** START Source data **

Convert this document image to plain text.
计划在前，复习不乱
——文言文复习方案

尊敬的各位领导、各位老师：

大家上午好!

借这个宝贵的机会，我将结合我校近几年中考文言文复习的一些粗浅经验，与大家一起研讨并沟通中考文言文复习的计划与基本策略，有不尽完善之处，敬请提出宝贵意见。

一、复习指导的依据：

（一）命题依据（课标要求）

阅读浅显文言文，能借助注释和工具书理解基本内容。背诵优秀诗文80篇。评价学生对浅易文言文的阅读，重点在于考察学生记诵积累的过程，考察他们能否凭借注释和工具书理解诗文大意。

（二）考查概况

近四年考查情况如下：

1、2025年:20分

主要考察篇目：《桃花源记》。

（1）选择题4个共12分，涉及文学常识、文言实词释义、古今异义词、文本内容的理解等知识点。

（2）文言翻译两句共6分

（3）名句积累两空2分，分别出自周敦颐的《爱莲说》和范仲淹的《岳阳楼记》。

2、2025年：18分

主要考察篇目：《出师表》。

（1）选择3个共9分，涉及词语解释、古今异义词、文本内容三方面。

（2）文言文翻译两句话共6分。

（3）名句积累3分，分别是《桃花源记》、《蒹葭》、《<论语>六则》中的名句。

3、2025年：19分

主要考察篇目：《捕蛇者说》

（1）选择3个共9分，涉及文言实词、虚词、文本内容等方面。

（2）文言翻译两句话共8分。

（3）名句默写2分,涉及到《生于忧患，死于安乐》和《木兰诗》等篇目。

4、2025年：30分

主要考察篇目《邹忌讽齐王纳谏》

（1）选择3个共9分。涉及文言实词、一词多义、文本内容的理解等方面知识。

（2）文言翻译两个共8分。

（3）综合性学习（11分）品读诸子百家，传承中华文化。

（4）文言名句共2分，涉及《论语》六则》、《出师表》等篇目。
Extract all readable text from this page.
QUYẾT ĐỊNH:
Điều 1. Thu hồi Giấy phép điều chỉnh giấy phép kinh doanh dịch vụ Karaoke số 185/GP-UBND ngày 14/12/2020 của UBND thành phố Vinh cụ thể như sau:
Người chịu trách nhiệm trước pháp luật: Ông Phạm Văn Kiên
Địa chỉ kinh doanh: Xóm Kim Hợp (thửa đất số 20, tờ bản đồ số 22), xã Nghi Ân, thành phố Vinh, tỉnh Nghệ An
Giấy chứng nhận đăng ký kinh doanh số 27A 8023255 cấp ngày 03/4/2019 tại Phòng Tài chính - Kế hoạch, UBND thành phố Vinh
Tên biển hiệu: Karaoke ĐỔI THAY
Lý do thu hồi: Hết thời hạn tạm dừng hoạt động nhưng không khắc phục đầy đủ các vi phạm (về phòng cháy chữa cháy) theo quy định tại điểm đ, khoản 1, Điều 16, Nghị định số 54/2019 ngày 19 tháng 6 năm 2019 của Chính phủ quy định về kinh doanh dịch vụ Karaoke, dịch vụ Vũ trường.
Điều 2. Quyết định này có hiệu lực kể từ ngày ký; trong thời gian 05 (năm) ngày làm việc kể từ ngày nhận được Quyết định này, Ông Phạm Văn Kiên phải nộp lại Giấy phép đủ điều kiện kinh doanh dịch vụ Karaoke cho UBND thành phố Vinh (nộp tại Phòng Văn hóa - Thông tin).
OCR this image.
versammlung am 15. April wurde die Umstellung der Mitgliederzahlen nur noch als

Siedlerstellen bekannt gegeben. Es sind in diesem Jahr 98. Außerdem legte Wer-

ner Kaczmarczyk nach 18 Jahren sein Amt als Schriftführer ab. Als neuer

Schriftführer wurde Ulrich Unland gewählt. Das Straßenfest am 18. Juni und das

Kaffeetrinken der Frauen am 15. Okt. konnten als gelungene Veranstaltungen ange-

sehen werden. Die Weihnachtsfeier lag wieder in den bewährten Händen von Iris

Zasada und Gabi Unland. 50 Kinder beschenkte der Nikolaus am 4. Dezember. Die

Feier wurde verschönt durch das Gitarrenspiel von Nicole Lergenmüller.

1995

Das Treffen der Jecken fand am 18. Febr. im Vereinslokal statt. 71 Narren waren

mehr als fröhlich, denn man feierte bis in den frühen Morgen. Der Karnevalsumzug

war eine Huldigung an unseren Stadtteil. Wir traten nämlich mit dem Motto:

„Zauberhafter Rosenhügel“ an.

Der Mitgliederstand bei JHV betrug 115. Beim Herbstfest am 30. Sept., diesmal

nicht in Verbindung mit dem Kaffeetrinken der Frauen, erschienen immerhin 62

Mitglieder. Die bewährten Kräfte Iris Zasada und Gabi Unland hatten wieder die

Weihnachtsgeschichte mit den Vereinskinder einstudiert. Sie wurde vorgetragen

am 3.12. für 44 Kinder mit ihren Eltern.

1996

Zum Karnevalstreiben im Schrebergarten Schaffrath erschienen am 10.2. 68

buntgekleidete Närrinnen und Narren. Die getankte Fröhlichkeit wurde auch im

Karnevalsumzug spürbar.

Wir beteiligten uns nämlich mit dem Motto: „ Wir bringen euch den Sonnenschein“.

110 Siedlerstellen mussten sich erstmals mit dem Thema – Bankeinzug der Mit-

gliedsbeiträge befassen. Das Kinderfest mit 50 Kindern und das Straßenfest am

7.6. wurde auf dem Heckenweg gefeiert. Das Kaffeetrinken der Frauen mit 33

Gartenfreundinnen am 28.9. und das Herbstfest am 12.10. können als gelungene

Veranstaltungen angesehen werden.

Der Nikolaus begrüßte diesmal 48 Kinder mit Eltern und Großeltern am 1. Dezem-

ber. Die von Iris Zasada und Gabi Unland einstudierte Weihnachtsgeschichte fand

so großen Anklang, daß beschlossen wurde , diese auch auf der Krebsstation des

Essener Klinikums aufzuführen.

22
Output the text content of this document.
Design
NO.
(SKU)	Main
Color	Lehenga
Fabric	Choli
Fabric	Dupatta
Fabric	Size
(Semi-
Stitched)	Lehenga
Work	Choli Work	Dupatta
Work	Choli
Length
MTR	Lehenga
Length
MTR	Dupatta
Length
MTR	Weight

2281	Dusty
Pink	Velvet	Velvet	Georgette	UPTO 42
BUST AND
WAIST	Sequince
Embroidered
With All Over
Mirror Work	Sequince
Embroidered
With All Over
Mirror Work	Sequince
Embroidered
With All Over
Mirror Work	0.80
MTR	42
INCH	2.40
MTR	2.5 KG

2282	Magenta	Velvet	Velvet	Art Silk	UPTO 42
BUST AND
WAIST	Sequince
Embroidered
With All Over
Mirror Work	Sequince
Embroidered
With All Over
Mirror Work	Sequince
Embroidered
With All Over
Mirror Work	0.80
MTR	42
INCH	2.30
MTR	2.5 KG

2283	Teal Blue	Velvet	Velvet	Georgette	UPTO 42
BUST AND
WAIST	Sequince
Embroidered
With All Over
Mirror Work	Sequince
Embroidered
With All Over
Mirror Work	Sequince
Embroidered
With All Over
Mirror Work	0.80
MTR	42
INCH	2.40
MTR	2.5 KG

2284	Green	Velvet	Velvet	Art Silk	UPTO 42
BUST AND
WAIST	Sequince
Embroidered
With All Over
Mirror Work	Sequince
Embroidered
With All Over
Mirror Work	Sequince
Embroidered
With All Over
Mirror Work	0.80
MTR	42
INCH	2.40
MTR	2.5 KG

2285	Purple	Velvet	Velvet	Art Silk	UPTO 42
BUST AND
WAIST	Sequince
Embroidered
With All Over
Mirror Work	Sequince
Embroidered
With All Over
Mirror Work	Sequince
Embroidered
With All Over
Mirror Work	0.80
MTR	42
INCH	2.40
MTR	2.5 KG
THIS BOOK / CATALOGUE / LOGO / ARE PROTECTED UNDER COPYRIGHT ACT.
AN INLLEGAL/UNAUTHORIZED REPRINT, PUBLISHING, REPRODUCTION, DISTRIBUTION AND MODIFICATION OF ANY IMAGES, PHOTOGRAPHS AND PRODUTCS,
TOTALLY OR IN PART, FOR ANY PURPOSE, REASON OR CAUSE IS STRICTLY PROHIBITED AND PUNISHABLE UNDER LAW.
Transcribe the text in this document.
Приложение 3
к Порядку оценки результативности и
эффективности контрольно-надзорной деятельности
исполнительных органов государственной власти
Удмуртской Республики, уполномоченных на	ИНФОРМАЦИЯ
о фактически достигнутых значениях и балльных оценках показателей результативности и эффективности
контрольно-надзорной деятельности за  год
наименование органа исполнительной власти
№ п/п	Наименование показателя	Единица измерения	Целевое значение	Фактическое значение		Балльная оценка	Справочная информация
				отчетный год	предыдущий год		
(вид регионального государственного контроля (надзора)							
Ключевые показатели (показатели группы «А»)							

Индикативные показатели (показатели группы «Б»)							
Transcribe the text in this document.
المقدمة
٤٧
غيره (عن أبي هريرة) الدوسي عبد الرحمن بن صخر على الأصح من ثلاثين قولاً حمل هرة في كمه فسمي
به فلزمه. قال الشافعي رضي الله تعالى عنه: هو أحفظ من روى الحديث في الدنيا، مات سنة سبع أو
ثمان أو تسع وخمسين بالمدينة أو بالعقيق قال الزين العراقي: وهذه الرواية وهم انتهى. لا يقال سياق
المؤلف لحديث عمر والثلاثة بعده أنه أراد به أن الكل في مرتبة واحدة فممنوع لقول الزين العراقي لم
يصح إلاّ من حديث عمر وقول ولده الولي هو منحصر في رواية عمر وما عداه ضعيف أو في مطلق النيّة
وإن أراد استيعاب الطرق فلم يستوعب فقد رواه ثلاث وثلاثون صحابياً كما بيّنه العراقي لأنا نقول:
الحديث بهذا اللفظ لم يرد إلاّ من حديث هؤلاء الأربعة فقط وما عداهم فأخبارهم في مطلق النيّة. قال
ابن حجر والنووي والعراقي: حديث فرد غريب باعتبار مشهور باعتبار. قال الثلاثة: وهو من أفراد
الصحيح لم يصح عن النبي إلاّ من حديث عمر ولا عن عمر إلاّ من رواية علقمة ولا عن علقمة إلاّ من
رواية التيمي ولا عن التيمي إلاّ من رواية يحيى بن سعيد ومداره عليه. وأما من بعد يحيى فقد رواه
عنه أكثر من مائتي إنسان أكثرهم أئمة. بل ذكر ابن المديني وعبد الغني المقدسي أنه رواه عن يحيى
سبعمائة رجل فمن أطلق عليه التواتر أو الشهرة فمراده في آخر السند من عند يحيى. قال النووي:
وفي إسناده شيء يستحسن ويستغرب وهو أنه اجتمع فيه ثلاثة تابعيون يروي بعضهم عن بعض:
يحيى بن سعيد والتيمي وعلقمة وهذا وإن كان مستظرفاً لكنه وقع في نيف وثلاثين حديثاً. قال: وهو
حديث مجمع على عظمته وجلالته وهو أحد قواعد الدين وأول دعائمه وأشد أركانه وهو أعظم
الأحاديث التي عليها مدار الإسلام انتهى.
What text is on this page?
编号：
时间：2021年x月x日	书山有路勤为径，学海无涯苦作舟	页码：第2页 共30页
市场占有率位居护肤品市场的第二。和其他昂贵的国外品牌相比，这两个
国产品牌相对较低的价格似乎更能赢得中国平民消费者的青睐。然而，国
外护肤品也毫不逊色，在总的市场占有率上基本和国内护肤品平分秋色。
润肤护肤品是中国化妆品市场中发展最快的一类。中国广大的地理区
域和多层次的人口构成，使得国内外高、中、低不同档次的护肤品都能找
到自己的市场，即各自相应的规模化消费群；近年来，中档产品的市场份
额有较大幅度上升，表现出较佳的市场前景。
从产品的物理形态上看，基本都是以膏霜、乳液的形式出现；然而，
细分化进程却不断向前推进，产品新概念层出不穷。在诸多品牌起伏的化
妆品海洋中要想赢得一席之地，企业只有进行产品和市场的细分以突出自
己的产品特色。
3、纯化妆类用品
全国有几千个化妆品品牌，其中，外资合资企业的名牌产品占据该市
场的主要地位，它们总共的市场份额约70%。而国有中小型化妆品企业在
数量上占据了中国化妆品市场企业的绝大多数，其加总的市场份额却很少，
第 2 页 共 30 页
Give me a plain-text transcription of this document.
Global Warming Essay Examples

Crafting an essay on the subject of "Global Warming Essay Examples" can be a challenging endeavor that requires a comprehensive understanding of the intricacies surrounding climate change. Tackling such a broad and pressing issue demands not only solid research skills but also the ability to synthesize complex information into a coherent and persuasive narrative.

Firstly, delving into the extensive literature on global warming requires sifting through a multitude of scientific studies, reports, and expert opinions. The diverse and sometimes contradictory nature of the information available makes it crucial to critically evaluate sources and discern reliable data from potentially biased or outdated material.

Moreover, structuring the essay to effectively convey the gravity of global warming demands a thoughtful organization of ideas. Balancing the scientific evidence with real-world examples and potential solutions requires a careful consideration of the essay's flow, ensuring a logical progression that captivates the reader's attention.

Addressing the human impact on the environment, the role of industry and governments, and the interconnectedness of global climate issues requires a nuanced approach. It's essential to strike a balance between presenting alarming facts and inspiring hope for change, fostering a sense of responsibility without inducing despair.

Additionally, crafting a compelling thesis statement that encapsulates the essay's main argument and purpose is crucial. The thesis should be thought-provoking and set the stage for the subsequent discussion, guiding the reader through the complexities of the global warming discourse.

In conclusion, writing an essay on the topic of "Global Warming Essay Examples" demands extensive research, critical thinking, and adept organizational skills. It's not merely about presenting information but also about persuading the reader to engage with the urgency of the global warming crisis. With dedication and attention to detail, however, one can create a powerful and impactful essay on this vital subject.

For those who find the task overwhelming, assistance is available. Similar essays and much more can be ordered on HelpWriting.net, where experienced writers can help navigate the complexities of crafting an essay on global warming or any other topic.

** END Source data **

Find the string "Kaffeetrinken" in the listing and return every line that holds it.

» Result of this task
Kaffeetrinken der Frauen am 15. Okt. konnten als gelungene Veranstaltungen ange-
nicht in Verbindung mit dem Kaffeetrinken der Frauen, erschienen immerhin 62
7.6. wurde auf dem Heckenweg gefeiert. Das Kaffeetrinken der Frauen mit 33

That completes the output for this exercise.